- Brief
Quote the listing below in full and exactly as written, but omit every picture.

◆ ◆ ◆

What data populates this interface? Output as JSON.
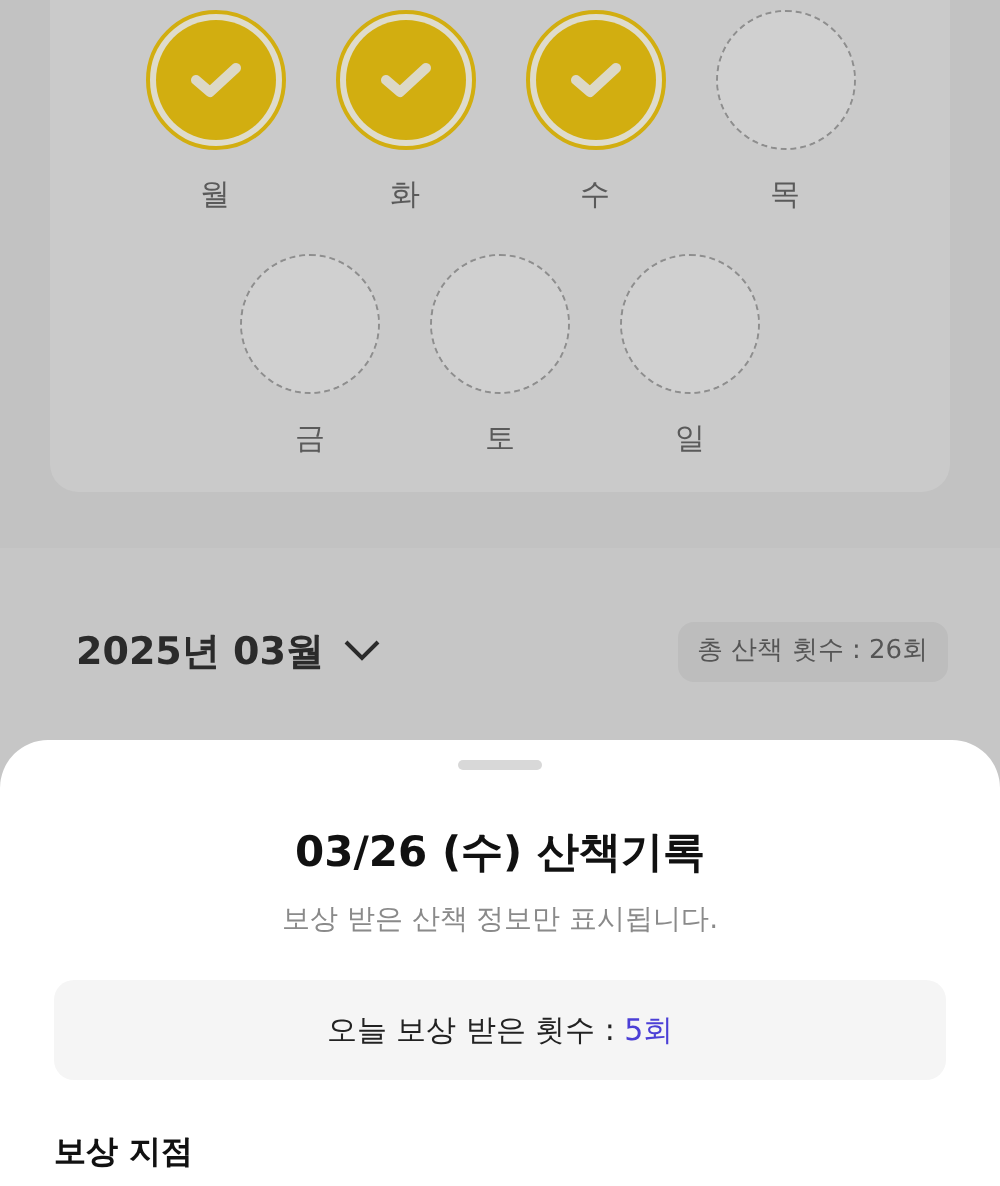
{
  "week_days": [
    {
      "label": "월",
      "checked": true
    },
    {
      "label": "화",
      "checked": true
    },
    {
      "label": "수",
      "checked": true
    },
    {
      "label": "목",
      "checked": false
    },
    {
      "label": "금",
      "checked": false
    },
    {
      "label": "토",
      "checked": false
    },
    {
      "label": "일",
      "checked": false
    }
  ],
  "month_selector": {
    "label": "2025년 03월"
  },
  "total_badge": "총 산책 횟수 : 26회",
  "sheet": {
    "title": "03/26 (수) 산책기록",
    "subtitle": "보상 받은 산책 정보만 표시됩니다.",
    "count_label": "오늘 보상 받은 횟수 : ",
    "count_value": "5회",
    "section_title": "보상 지점"
  }
}
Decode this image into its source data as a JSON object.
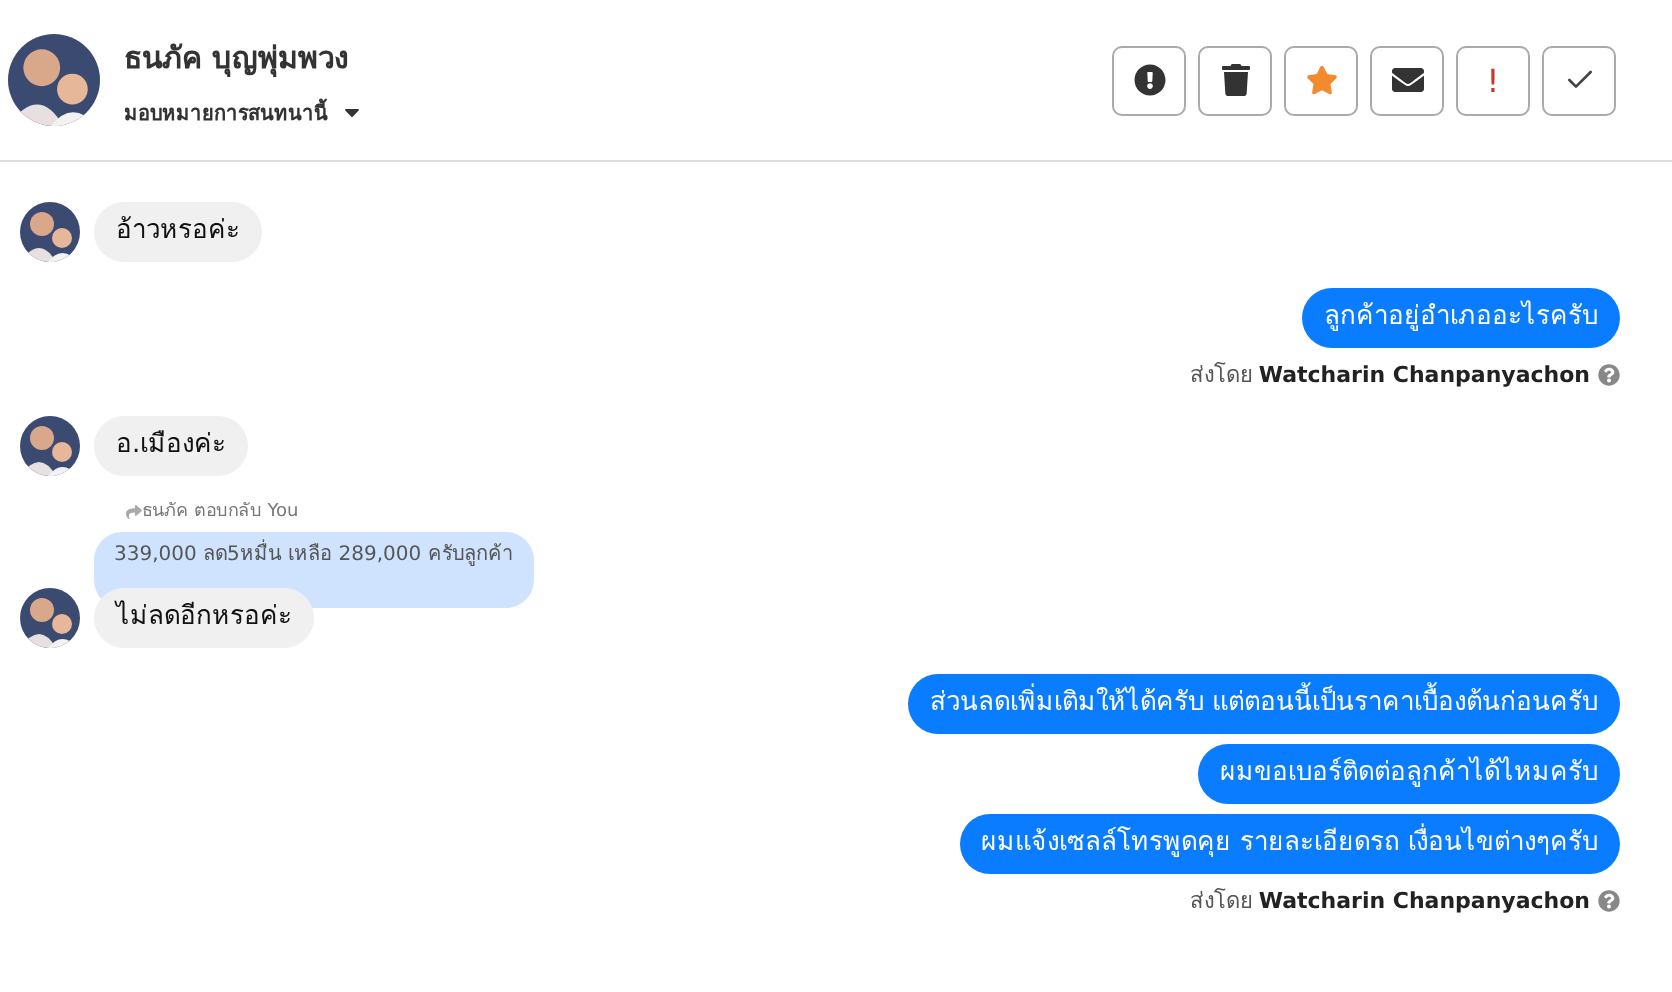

◆ ◆ ◆

- Correct response
What data populates this interface? Output as JSON.
{
  "week_days": [
    {
      "label": "월",
      "checked": true
    },
    {
      "label": "화",
      "checked": true
    },
    {
      "label": "수",
      "checked": true
    },
    {
      "label": "목",
      "checked": false
    },
    {
      "label": "금",
      "checked": false
    },
    {
      "label": "토",
      "checked": false
    },
    {
      "label": "일",
      "checked": false
    }
  ],
  "month_selector": {
    "label": "2025년 03월"
  },
  "total_badge": "총 산책 횟수 : 26회",
  "sheet": {
    "title": "03/26 (수) 산책기록",
    "subtitle": "보상 받은 산책 정보만 표시됩니다.",
    "count_label": "오늘 보상 받은 횟수 : ",
    "count_value": "5회",
    "section_title": "보상 지점"
  }
}
Decode this image into its source data as a JSON object.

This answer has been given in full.